= TASK DESCRIPTION =
Once the images are removed, repeat all of the entries exactly.

= DATA EXTRACT =

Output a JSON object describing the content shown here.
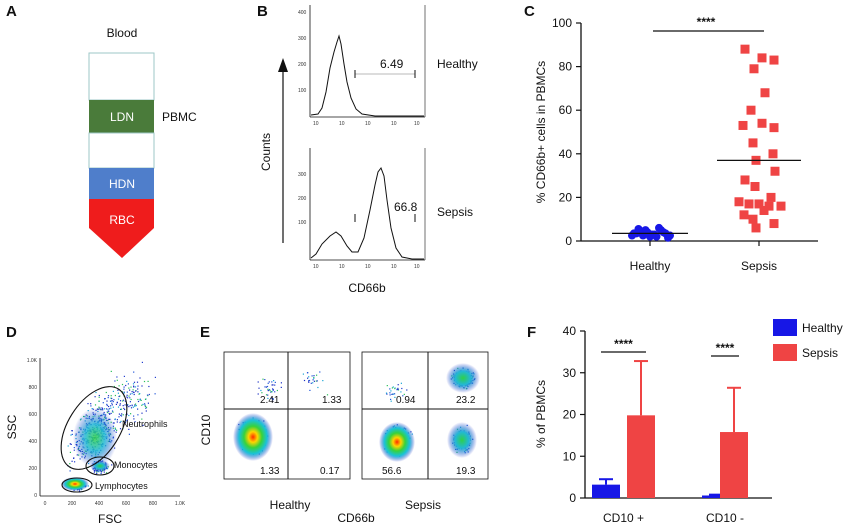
{
  "colors": {
    "ldn": "#4a7b3a",
    "hdn": "#4f7ecb",
    "rbc": "#ef1c1c",
    "healthy": "#1717e6",
    "sepsis": "#ef4444"
  },
  "panels": {
    "A": {
      "letter": "A",
      "title": "Blood",
      "layers": [
        "LDN",
        "HDN",
        "RBC"
      ],
      "pbmc_label": "PBMC"
    },
    "B": {
      "letter": "B",
      "ylabel": "Counts",
      "xlabel": "CD66b",
      "histograms": [
        {
          "label": "Healthy",
          "gate_value": "6.49"
        },
        {
          "label": "Sepsis",
          "gate_value": "66.8"
        }
      ]
    },
    "C": {
      "letter": "C"
    },
    "D": {
      "letter": "D",
      "xlabel": "FSC",
      "ylabel": "SSC",
      "gates": [
        "Neutrophils",
        "Monocytes",
        "Lymphocytes"
      ],
      "yticks": [
        "1.0K",
        "800",
        "600",
        "400",
        "200",
        "0"
      ],
      "xticks": [
        "0",
        "200",
        "400",
        "600",
        "800",
        "1.0K"
      ]
    },
    "E": {
      "letter": "E",
      "ylabel": "CD10",
      "xlabel": "CD66b",
      "plots": [
        {
          "label": "Healthy",
          "quadrants": [
            "2.41",
            "1.33",
            "1.33",
            "0.17"
          ]
        },
        {
          "label": "Sepsis",
          "quadrants": [
            "0.94",
            "23.2",
            "56.6",
            "19.3"
          ]
        }
      ]
    },
    "F": {
      "letter": "F"
    }
  },
  "chart_data": [
    {
      "type": "scatter",
      "panel": "C",
      "ylabel": "% CD66b+ cells in PBMCs",
      "ylim": [
        0,
        100
      ],
      "yticks": [
        0,
        20,
        40,
        60,
        80,
        100
      ],
      "categories": [
        "Healthy",
        "Sepsis"
      ],
      "significance": "****",
      "series": [
        {
          "name": "Healthy",
          "marker": "circle",
          "values": [
            2.5,
            3.5,
            4.5,
            5,
            2,
            3,
            6,
            4,
            1.5,
            3.5,
            5.5,
            2.5,
            4,
            3,
            2,
            5,
            3.5,
            2.5
          ],
          "mean": 3.5
        },
        {
          "name": "Sepsis",
          "marker": "square",
          "values": [
            88,
            84,
            83,
            79,
            68,
            60,
            53,
            54,
            52,
            45,
            40,
            37,
            32,
            28,
            25,
            20,
            18,
            17,
            17,
            16,
            16,
            14,
            12,
            10,
            8,
            6
          ],
          "mean": 37
        }
      ]
    },
    {
      "type": "bar",
      "panel": "F",
      "ylabel": "% of PBMCs",
      "ylim": [
        0,
        40
      ],
      "yticks": [
        0,
        10,
        20,
        30,
        40
      ],
      "categories": [
        "CD10 +",
        "CD10 -"
      ],
      "significance": [
        "****",
        "****"
      ],
      "series": [
        {
          "name": "Healthy",
          "values": [
            3.2,
            0.6
          ],
          "error": [
            1.3,
            0.2
          ]
        },
        {
          "name": "Sepsis",
          "values": [
            19.8,
            15.8
          ],
          "error": [
            13.0,
            10.6
          ]
        }
      ]
    }
  ]
}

= RESPONSE FOR THIS EXERCISE =
Output a JSON object describing the content shown here.
{
  "colors": {
    "ldn": "#4a7b3a",
    "hdn": "#4f7ecb",
    "rbc": "#ef1c1c",
    "healthy": "#1717e6",
    "sepsis": "#ef4444"
  },
  "panels": {
    "A": {
      "letter": "A",
      "title": "Blood",
      "layers": [
        "LDN",
        "HDN",
        "RBC"
      ],
      "pbmc_label": "PBMC"
    },
    "B": {
      "letter": "B",
      "ylabel": "Counts",
      "xlabel": "CD66b",
      "histograms": [
        {
          "label": "Healthy",
          "gate_value": "6.49"
        },
        {
          "label": "Sepsis",
          "gate_value": "66.8"
        }
      ]
    },
    "C": {
      "letter": "C"
    },
    "D": {
      "letter": "D",
      "xlabel": "FSC",
      "ylabel": "SSC",
      "gates": [
        "Neutrophils",
        "Monocytes",
        "Lymphocytes"
      ],
      "yticks": [
        "1.0K",
        "800",
        "600",
        "400",
        "200",
        "0"
      ],
      "xticks": [
        "0",
        "200",
        "400",
        "600",
        "800",
        "1.0K"
      ]
    },
    "E": {
      "letter": "E",
      "ylabel": "CD10",
      "xlabel": "CD66b",
      "plots": [
        {
          "label": "Healthy",
          "quadrants": [
            "2.41",
            "1.33",
            "1.33",
            "0.17"
          ]
        },
        {
          "label": "Sepsis",
          "quadrants": [
            "0.94",
            "23.2",
            "56.6",
            "19.3"
          ]
        }
      ]
    },
    "F": {
      "letter": "F"
    }
  },
  "chart_data": [
    {
      "type": "scatter",
      "panel": "C",
      "ylabel": "% CD66b+ cells in PBMCs",
      "ylim": [
        0,
        100
      ],
      "yticks": [
        0,
        20,
        40,
        60,
        80,
        100
      ],
      "categories": [
        "Healthy",
        "Sepsis"
      ],
      "significance": "****",
      "series": [
        {
          "name": "Healthy",
          "marker": "circle",
          "values": [
            2.5,
            3.5,
            4.5,
            5,
            2,
            3,
            6,
            4,
            1.5,
            3.5,
            5.5,
            2.5,
            4,
            3,
            2,
            5,
            3.5,
            2.5
          ],
          "mean": 3.5
        },
        {
          "name": "Sepsis",
          "marker": "square",
          "values": [
            88,
            84,
            83,
            79,
            68,
            60,
            53,
            54,
            52,
            45,
            40,
            37,
            32,
            28,
            25,
            20,
            18,
            17,
            17,
            16,
            16,
            14,
            12,
            10,
            8,
            6
          ],
          "mean": 37
        }
      ]
    },
    {
      "type": "bar",
      "panel": "F",
      "ylabel": "% of PBMCs",
      "ylim": [
        0,
        40
      ],
      "yticks": [
        0,
        10,
        20,
        30,
        40
      ],
      "categories": [
        "CD10 +",
        "CD10 -"
      ],
      "significance": [
        "****",
        "****"
      ],
      "series": [
        {
          "name": "Healthy",
          "values": [
            3.2,
            0.6
          ],
          "error": [
            1.3,
            0.2
          ]
        },
        {
          "name": "Sepsis",
          "values": [
            19.8,
            15.8
          ],
          "error": [
            13.0,
            10.6
          ]
        }
      ]
    }
  ]
}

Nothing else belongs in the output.